TASK REQUIREMENTS:
Select and copy out every line in the records containing "median".

Figure contents as structured data:
— start —
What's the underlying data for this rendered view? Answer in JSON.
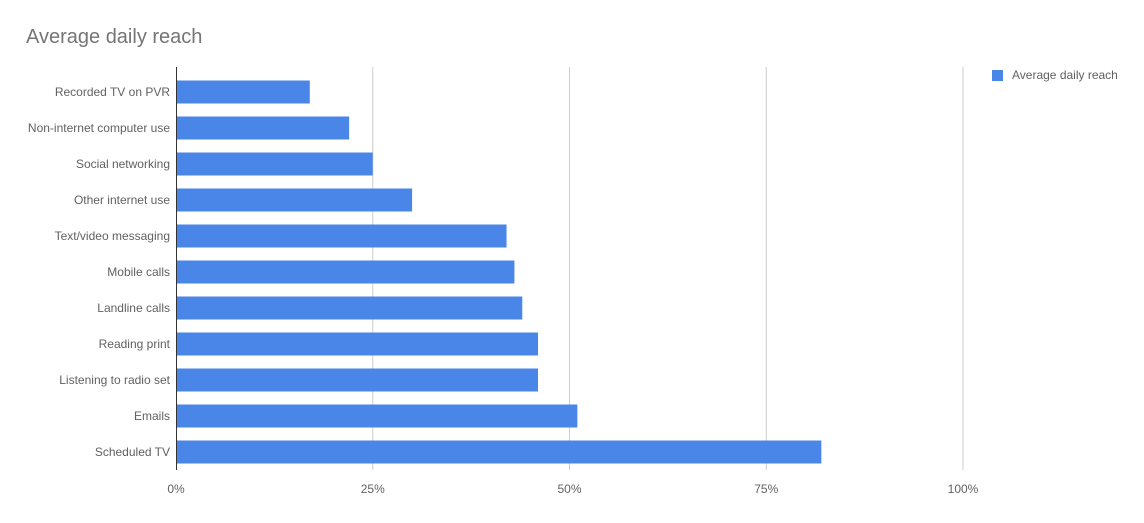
{
  "chart_data": {
    "type": "bar",
    "orientation": "horizontal",
    "title": "Average daily reach",
    "categories": [
      "Recorded TV on PVR",
      "Non-internet computer use",
      "Social networking",
      "Other internet use",
      "Text/video messaging",
      "Mobile calls",
      "Landline calls",
      "Reading print",
      "Listening to radio set",
      "Emails",
      "Scheduled TV"
    ],
    "series": [
      {
        "name": "Average daily reach",
        "values": [
          17,
          22,
          25,
          30,
          42,
          43,
          44,
          46,
          46,
          51,
          82
        ],
        "color": "#4a86e8"
      }
    ],
    "xlim": [
      0,
      100
    ],
    "x_ticks": [
      0,
      25,
      50,
      75,
      100
    ],
    "x_tick_labels": [
      "0%",
      "25%",
      "50%",
      "75%",
      "100%"
    ],
    "xlabel": "",
    "ylabel": "",
    "grid": "vertical",
    "legend": "top-right"
  }
}
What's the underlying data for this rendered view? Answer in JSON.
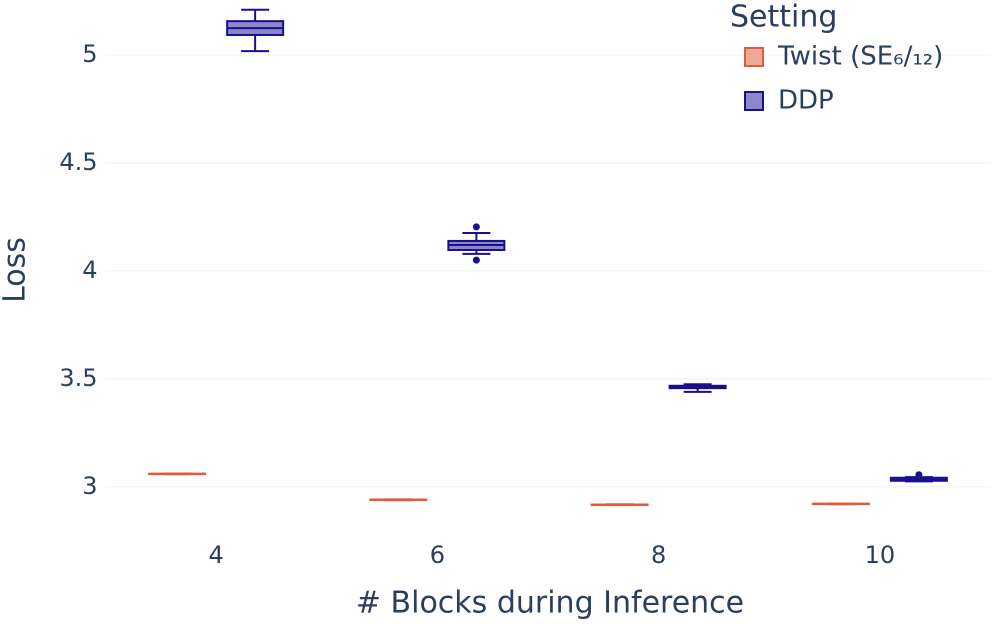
{
  "chart_data": {
    "type": "box",
    "x_label": "# Blocks during Inference",
    "y_label": "Loss",
    "categories": [
      4,
      6,
      8,
      10
    ],
    "ylim": [
      2.8,
      5.255
    ],
    "yticks": [
      3,
      3.5,
      4,
      4.5,
      5
    ],
    "grid": true,
    "legend_title": "Setting",
    "legend_position": "top-right",
    "series": [
      {
        "name": "Twist (SE₆/₁₂)",
        "color": "#e05a3f",
        "fill": "#f0a898",
        "boxes": [
          {
            "min": 3.058,
            "q1": 3.059,
            "median": 3.06,
            "q3": 3.061,
            "max": 3.062,
            "outliers": []
          },
          {
            "min": 2.938,
            "q1": 2.939,
            "median": 2.94,
            "q3": 2.941,
            "max": 2.942,
            "outliers": []
          },
          {
            "min": 2.915,
            "q1": 2.916,
            "median": 2.917,
            "q3": 2.918,
            "max": 2.919,
            "outliers": []
          },
          {
            "min": 2.919,
            "q1": 2.92,
            "median": 2.921,
            "q3": 2.922,
            "max": 2.923,
            "outliers": []
          }
        ]
      },
      {
        "name": "DDP",
        "color": "#1a0f8f",
        "fill": "#8c88c8",
        "boxes": [
          {
            "min": 5.018,
            "q1": 5.093,
            "median": 5.125,
            "q3": 5.157,
            "max": 5.21,
            "outliers": []
          },
          {
            "min": 4.079,
            "q1": 4.097,
            "median": 4.12,
            "q3": 4.139,
            "max": 4.176,
            "outliers": [
              4.204,
              4.05
            ]
          },
          {
            "min": 3.44,
            "q1": 3.457,
            "median": 3.463,
            "q3": 3.468,
            "max": 3.475,
            "outliers": []
          },
          {
            "min": 3.025,
            "q1": 3.028,
            "median": 3.035,
            "q3": 3.042,
            "max": 3.045,
            "outliers": [
              3.056
            ]
          }
        ]
      }
    ]
  }
}
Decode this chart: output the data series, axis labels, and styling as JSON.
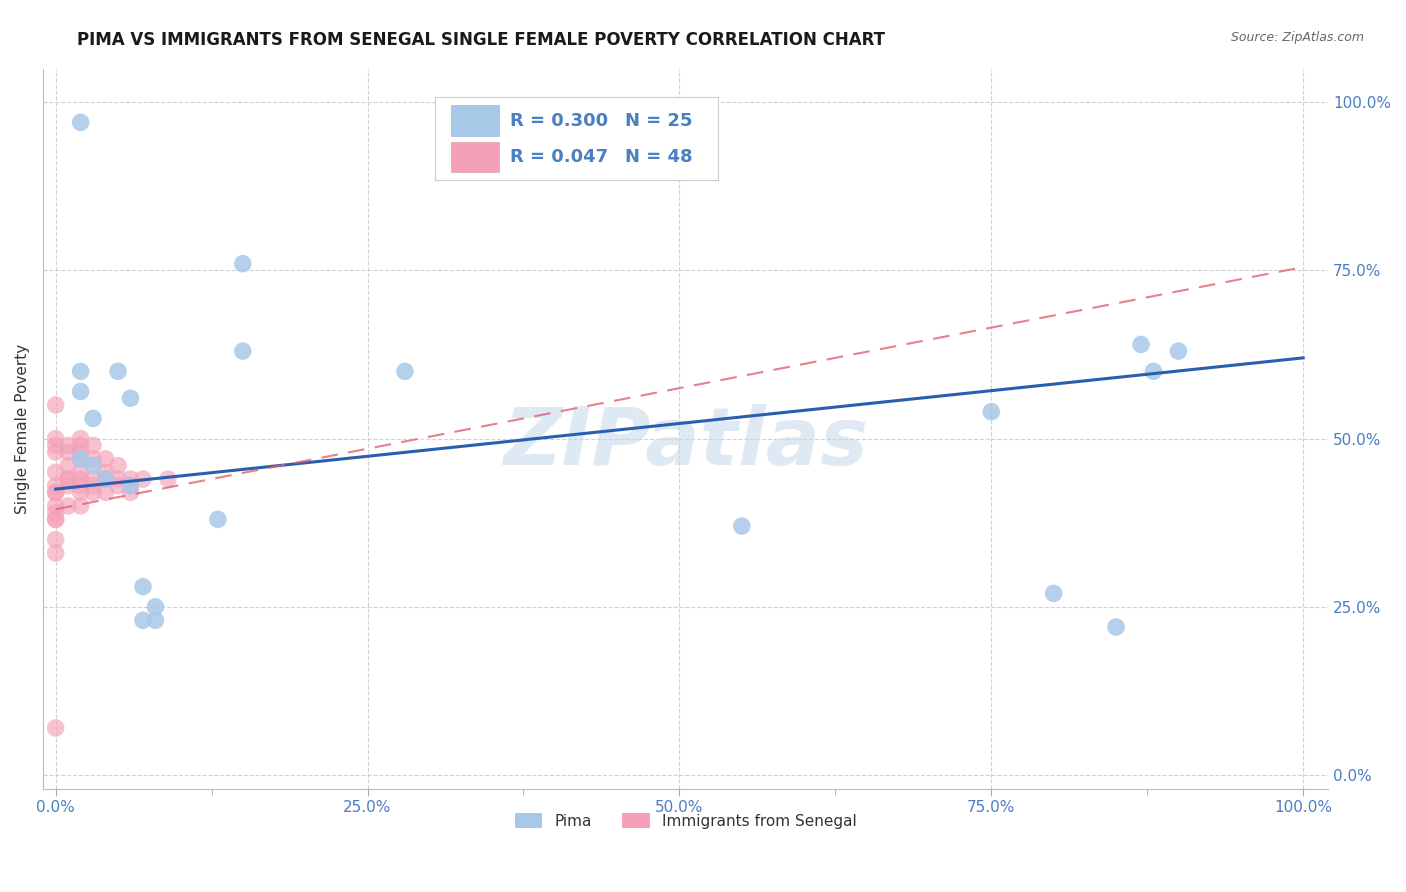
{
  "title": "PIMA VS IMMIGRANTS FROM SENEGAL SINGLE FEMALE POVERTY CORRELATION CHART",
  "source": "Source: ZipAtlas.com",
  "ylabel_label": "Single Female Poverty",
  "x_tick_labels": [
    "0.0%",
    "",
    "25.0%",
    "",
    "50.0%",
    "",
    "75.0%",
    "",
    "100.0%"
  ],
  "y_tick_labels_right": [
    "0.0%",
    "25.0%",
    "50.0%",
    "75.0%",
    "100.0%"
  ],
  "x_ticks": [
    0,
    0.125,
    0.25,
    0.375,
    0.5,
    0.625,
    0.75,
    0.875,
    1.0
  ],
  "y_ticks": [
    0,
    0.25,
    0.5,
    0.75,
    1.0
  ],
  "xlim": [
    -0.01,
    1.02
  ],
  "ylim": [
    -0.02,
    1.05
  ],
  "pima_color": "#a8c8e8",
  "senegal_color": "#f4a0b8",
  "pima_line_color": "#2a5faf",
  "senegal_line_color": "#e06070",
  "background_color": "#ffffff",
  "grid_color": "#cccccc",
  "watermark": "ZIPatlas",
  "title_fontsize": 12,
  "label_fontsize": 11,
  "tick_fontsize": 11,
  "legend_text_color": "#4a7fc1",
  "pima_scatter_x": [
    0.02,
    0.02,
    0.02,
    0.02,
    0.03,
    0.03,
    0.04,
    0.05,
    0.06,
    0.06,
    0.07,
    0.07,
    0.08,
    0.08,
    0.13,
    0.15,
    0.15,
    0.28,
    0.55,
    0.75,
    0.8,
    0.85,
    0.87,
    0.88,
    0.9
  ],
  "pima_scatter_y": [
    0.97,
    0.6,
    0.57,
    0.47,
    0.53,
    0.46,
    0.44,
    0.6,
    0.56,
    0.43,
    0.28,
    0.23,
    0.25,
    0.23,
    0.38,
    0.76,
    0.63,
    0.6,
    0.37,
    0.54,
    0.27,
    0.22,
    0.64,
    0.6,
    0.63
  ],
  "senegal_scatter_x": [
    0.0,
    0.0,
    0.0,
    0.0,
    0.0,
    0.0,
    0.0,
    0.0,
    0.0,
    0.0,
    0.0,
    0.0,
    0.0,
    0.0,
    0.0,
    0.01,
    0.01,
    0.01,
    0.01,
    0.01,
    0.01,
    0.01,
    0.02,
    0.02,
    0.02,
    0.02,
    0.02,
    0.02,
    0.02,
    0.02,
    0.02,
    0.03,
    0.03,
    0.03,
    0.03,
    0.03,
    0.04,
    0.04,
    0.04,
    0.04,
    0.05,
    0.05,
    0.05,
    0.06,
    0.06,
    0.06,
    0.07,
    0.09
  ],
  "senegal_scatter_y": [
    0.55,
    0.5,
    0.49,
    0.48,
    0.45,
    0.43,
    0.42,
    0.42,
    0.4,
    0.39,
    0.38,
    0.38,
    0.35,
    0.33,
    0.07,
    0.49,
    0.48,
    0.46,
    0.44,
    0.44,
    0.43,
    0.4,
    0.5,
    0.49,
    0.48,
    0.47,
    0.45,
    0.44,
    0.43,
    0.42,
    0.4,
    0.49,
    0.47,
    0.44,
    0.43,
    0.42,
    0.47,
    0.45,
    0.44,
    0.42,
    0.46,
    0.44,
    0.43,
    0.44,
    0.43,
    0.42,
    0.44,
    0.44
  ],
  "pima_trend_x": [
    0.0,
    1.0
  ],
  "pima_trend_y": [
    0.425,
    0.62
  ],
  "senegal_trend_x": [
    0.0,
    1.0
  ],
  "senegal_trend_y": [
    0.395,
    0.755
  ]
}
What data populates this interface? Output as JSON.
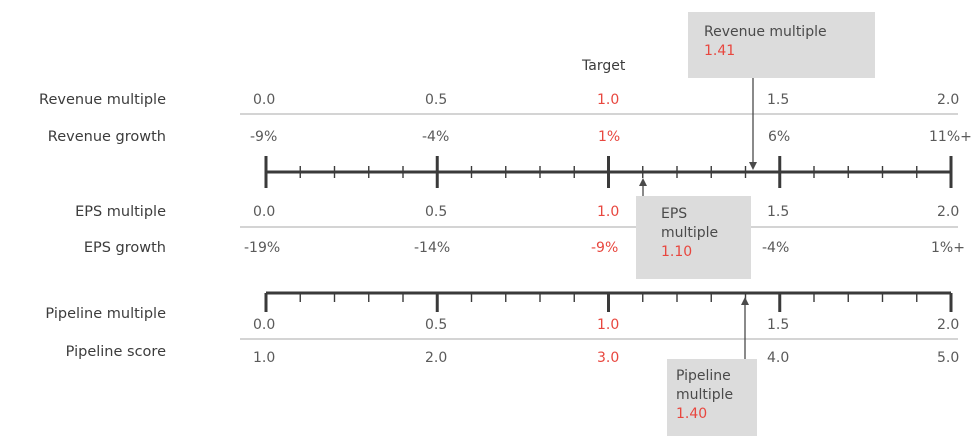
{
  "target_label": "Target",
  "colors": {
    "accent": "#e8473f",
    "text": "#3c3c3c",
    "muted_text": "#5a5a5a",
    "axis": "#3a3a3a",
    "callout_bg": "#dcdcdc",
    "separator": "#a8a8a8"
  },
  "rows": {
    "revenue_multiple": {
      "label": "Revenue multiple",
      "values": [
        "0.0",
        "0.5",
        "1.0",
        "1.5",
        "2.0"
      ]
    },
    "revenue_growth": {
      "label": "Revenue growth",
      "values": [
        "-9%",
        "-4%",
        "1%",
        "6%",
        "11%+"
      ]
    },
    "eps_multiple": {
      "label": "EPS multiple",
      "values": [
        "0.0",
        "0.5",
        "1.0",
        "1.5",
        "2.0"
      ]
    },
    "eps_growth": {
      "label": "EPS growth",
      "values": [
        "-19%",
        "-14%",
        "-9%",
        "-4%",
        "1%+"
      ]
    },
    "pipeline_multiple": {
      "label": "Pipeline multiple",
      "values": [
        "0.0",
        "0.5",
        "1.0",
        "1.5",
        "2.0"
      ]
    },
    "pipeline_score": {
      "label": "Pipeline score",
      "values": [
        "1.0",
        "2.0",
        "3.0",
        "4.0",
        "5.0"
      ]
    }
  },
  "target_index": 2,
  "scale": {
    "min": 0.0,
    "max": 2.0,
    "major_step": 0.5,
    "minor_per_major": 5
  },
  "callouts": {
    "revenue": {
      "name": "Revenue multiple",
      "value": "1.41",
      "value_num": 1.41
    },
    "eps": {
      "name_line1": "EPS",
      "name_line2": "multiple",
      "value": "1.10",
      "value_num": 1.1
    },
    "pipeline": {
      "name_line1": "Pipeline",
      "name_line2": "multiple",
      "value": "1.40",
      "value_num": 1.4
    }
  }
}
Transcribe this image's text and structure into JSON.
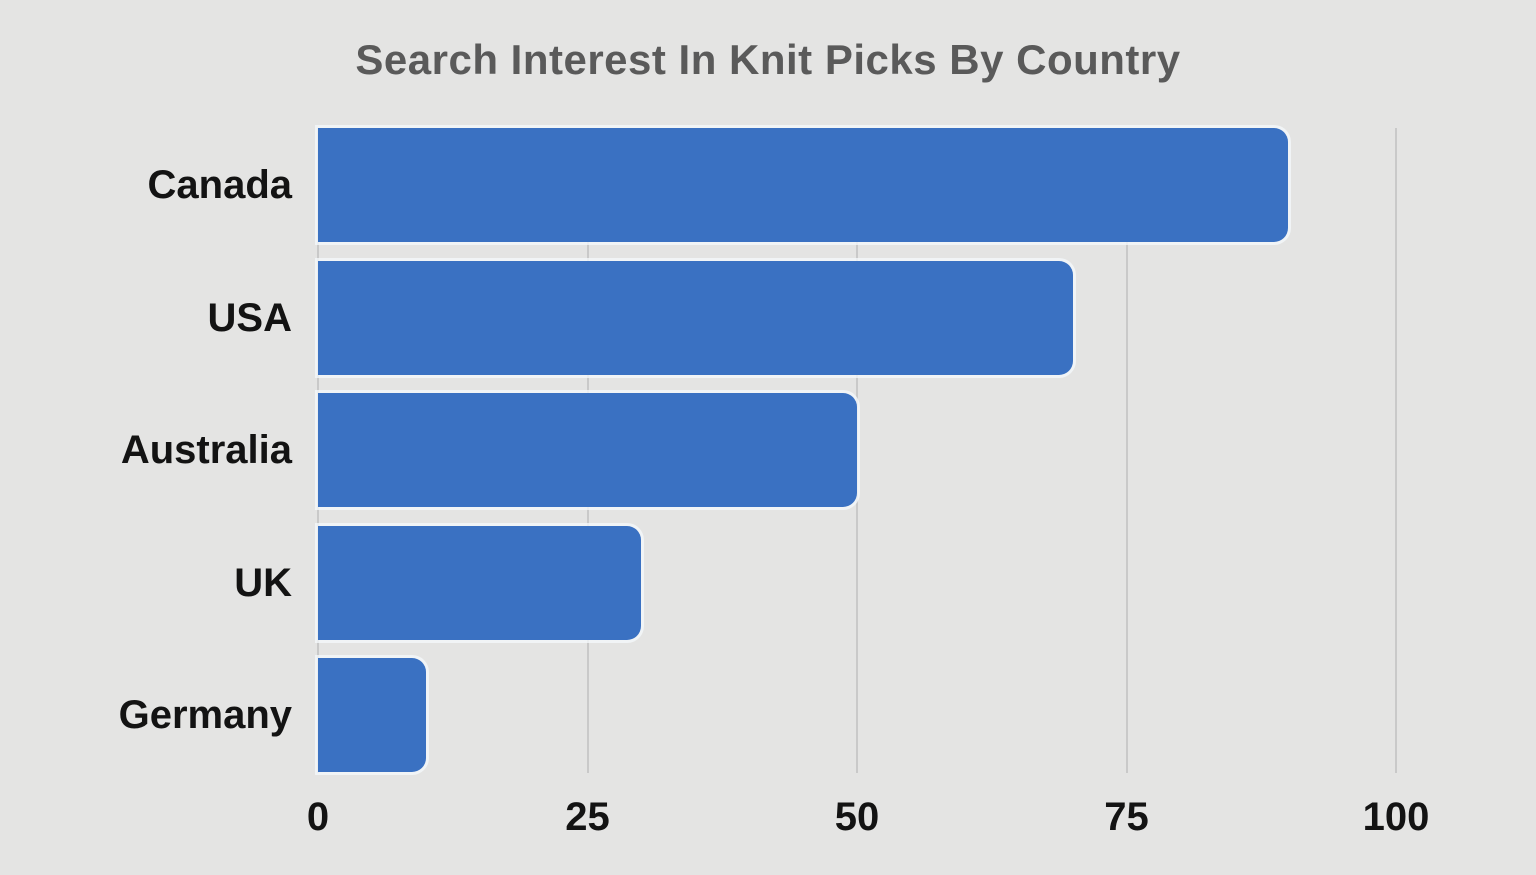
— end —
THE ANSWER:
            "median": 3.06,
            "median": 2.94,
            "median": 2.917,
            "median": 2.921,
            "median": 5.125,
            "median": 4.12,
            "median": 3.463,
            "median": 3.035,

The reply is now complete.